* _What is required_
Copy out the lines of the listing word for word, from its first line up to and including the line with "comment-line: // ServiceModel.swift".

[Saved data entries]
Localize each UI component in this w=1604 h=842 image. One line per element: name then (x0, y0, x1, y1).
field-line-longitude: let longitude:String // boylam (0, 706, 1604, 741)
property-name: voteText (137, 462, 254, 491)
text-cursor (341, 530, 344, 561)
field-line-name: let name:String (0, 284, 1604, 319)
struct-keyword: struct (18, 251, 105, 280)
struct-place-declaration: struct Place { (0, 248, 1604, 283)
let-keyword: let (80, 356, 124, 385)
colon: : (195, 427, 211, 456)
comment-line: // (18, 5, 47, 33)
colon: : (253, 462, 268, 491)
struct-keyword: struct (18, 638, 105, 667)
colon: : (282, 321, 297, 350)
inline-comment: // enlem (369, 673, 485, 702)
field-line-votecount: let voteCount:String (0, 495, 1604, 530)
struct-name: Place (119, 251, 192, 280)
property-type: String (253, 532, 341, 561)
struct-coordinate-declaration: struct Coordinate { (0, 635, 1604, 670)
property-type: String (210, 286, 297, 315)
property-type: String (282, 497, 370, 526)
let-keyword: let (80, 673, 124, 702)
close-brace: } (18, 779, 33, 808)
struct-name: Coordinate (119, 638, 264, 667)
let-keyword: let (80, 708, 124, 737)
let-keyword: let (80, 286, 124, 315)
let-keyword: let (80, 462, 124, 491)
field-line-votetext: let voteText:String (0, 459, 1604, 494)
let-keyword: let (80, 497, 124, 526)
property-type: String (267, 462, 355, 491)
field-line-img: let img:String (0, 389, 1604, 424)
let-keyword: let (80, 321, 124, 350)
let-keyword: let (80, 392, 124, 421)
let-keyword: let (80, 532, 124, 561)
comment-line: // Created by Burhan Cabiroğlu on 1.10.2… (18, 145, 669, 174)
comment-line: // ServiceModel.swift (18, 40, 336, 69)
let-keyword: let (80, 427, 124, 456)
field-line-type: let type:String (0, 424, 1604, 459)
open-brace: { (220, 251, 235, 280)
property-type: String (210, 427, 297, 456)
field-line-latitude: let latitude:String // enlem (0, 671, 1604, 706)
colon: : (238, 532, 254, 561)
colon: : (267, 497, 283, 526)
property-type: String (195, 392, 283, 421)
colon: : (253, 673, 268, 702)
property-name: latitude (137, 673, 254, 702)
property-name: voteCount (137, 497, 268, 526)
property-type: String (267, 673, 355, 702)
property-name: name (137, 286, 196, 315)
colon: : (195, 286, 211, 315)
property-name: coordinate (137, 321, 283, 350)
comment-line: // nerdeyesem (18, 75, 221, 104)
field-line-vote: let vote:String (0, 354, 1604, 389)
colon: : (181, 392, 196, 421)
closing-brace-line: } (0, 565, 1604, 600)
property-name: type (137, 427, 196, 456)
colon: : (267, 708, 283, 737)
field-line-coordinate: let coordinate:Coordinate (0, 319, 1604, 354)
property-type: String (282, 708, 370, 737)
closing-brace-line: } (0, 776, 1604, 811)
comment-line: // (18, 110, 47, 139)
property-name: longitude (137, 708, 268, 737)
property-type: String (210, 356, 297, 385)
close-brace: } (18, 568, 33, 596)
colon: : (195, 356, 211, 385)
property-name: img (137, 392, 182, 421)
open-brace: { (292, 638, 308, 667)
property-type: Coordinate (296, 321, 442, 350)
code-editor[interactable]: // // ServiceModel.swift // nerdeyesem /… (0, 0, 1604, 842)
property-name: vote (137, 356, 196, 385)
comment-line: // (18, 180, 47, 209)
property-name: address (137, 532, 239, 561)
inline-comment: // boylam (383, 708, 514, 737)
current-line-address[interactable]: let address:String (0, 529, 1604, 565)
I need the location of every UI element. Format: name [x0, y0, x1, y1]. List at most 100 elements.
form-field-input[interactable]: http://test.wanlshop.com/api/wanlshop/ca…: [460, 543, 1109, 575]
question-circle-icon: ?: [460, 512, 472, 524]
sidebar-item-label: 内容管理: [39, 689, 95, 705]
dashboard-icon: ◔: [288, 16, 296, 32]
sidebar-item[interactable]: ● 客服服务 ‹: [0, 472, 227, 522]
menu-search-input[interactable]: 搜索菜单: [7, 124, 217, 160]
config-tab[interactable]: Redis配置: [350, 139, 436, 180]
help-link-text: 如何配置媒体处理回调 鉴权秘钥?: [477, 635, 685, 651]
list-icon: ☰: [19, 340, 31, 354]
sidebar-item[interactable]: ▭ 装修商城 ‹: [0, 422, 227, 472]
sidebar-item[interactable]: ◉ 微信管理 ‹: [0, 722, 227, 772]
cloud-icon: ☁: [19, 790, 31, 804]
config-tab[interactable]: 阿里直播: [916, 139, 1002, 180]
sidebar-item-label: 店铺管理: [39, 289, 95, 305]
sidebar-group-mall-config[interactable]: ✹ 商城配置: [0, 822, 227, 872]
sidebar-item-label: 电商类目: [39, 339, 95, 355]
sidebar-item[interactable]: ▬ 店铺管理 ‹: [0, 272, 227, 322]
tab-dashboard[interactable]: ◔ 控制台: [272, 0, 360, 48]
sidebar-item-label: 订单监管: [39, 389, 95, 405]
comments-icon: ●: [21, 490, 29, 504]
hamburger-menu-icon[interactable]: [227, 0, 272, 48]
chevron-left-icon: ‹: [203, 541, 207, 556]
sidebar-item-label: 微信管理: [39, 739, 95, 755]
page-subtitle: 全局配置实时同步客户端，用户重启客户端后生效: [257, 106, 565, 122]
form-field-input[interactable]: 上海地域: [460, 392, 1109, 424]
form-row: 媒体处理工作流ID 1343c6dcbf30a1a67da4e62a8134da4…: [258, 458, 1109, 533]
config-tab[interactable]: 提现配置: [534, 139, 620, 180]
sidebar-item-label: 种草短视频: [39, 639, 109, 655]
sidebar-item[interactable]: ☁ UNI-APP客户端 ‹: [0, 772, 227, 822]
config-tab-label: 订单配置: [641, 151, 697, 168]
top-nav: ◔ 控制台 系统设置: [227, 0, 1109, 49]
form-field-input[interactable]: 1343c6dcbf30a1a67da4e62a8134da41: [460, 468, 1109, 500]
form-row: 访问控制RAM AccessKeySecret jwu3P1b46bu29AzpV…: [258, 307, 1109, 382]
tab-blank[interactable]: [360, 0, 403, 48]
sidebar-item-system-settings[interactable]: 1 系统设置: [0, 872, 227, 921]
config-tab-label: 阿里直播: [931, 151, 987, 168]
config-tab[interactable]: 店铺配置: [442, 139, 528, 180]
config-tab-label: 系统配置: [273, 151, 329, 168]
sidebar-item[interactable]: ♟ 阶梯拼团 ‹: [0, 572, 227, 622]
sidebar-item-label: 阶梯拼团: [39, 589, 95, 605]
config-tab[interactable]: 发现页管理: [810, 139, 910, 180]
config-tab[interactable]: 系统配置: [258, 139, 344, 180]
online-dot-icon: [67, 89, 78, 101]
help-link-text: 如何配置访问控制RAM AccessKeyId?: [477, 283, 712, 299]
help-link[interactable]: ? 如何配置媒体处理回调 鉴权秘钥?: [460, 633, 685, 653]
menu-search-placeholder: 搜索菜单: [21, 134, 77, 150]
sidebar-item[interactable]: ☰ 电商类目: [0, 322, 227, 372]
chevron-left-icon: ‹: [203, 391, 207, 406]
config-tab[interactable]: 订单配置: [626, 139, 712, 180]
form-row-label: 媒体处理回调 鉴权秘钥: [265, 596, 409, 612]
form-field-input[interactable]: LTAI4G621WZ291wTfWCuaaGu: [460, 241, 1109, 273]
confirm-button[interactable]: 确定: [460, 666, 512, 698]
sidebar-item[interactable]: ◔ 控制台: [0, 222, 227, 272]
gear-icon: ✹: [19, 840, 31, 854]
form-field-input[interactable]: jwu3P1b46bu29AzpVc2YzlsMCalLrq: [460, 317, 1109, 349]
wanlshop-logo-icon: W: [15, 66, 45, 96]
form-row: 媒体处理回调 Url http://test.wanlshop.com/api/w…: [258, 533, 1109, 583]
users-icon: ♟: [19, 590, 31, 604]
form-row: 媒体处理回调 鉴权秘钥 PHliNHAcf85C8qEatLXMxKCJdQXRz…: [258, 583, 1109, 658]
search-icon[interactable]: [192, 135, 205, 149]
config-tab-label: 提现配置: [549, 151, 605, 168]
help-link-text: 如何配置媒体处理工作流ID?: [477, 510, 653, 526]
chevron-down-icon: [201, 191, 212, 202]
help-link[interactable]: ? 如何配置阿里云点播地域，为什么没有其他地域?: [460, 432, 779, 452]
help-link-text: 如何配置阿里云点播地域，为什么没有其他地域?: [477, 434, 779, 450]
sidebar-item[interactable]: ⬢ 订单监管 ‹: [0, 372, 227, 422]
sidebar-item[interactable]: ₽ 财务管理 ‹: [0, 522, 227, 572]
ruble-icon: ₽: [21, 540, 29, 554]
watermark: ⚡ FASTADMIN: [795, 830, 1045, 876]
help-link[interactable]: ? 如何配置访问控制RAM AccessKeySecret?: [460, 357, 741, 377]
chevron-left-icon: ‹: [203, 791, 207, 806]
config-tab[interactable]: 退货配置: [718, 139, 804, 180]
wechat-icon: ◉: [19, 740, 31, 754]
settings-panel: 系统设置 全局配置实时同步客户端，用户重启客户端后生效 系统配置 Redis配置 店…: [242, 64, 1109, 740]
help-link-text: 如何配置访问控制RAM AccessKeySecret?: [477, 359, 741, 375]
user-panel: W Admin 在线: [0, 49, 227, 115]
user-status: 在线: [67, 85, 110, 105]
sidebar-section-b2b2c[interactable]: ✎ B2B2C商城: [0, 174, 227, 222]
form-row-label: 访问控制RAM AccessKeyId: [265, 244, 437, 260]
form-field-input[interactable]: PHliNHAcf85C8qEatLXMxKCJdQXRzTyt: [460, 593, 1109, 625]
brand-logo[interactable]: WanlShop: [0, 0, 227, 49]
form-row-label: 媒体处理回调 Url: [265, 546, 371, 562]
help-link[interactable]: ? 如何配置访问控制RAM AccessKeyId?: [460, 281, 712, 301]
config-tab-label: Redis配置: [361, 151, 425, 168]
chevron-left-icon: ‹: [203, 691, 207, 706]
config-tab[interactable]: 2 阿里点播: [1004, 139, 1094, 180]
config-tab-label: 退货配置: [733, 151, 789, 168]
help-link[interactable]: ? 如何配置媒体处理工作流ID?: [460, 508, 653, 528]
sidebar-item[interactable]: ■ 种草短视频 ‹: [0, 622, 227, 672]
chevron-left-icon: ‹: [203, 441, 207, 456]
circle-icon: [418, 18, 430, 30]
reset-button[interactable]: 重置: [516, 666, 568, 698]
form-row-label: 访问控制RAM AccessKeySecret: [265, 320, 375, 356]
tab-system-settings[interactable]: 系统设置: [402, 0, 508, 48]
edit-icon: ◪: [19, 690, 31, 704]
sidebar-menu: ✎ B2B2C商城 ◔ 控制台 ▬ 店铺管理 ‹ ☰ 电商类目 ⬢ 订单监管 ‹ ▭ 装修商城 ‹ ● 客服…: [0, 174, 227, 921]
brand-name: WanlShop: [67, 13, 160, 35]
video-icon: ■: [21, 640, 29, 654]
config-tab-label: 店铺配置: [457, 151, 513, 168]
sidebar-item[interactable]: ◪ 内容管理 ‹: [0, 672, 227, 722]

* _Answer for this exercise_
Localize each UI component in this w=1604 h=842 image. One line per element: name then (x0, y0, x1, y1).
field-line-longitude: let longitude:String // boylam (0, 706, 1604, 741)
property-name: voteText (137, 462, 254, 491)
text-cursor (341, 530, 344, 561)
field-line-name: let name:String (0, 284, 1604, 319)
struct-keyword: struct (18, 251, 105, 280)
struct-place-declaration: struct Place { (0, 248, 1604, 283)
let-keyword: let (80, 356, 124, 385)
colon: : (195, 427, 211, 456)
comment-line: // (18, 5, 47, 33)
colon: : (253, 462, 268, 491)
struct-keyword: struct (18, 638, 105, 667)
colon: : (282, 321, 297, 350)
inline-comment: // enlem (369, 673, 485, 702)
field-line-votecount: let voteCount:String (0, 495, 1604, 530)
struct-name: Place (119, 251, 192, 280)
property-type: String (253, 532, 341, 561)
struct-coordinate-declaration: struct Coordinate { (0, 635, 1604, 670)
property-type: String (210, 286, 297, 315)
property-type: String (282, 497, 370, 526)
let-keyword: let (80, 673, 124, 702)
close-brace: } (18, 779, 33, 808)
struct-name: Coordinate (119, 638, 264, 667)
let-keyword: let (80, 708, 124, 737)
let-keyword: let (80, 286, 124, 315)
let-keyword: let (80, 462, 124, 491)
field-line-votetext: let voteText:String (0, 459, 1604, 494)
let-keyword: let (80, 497, 124, 526)
property-type: String (267, 462, 355, 491)
field-line-img: let img:String (0, 389, 1604, 424)
let-keyword: let (80, 321, 124, 350)
let-keyword: let (80, 392, 124, 421)
let-keyword: let (80, 532, 124, 561)
comment-line: // Created by Burhan Cabiroğlu on 1.10.2… (18, 145, 669, 174)
comment-line: // ServiceModel.swift (18, 40, 336, 69)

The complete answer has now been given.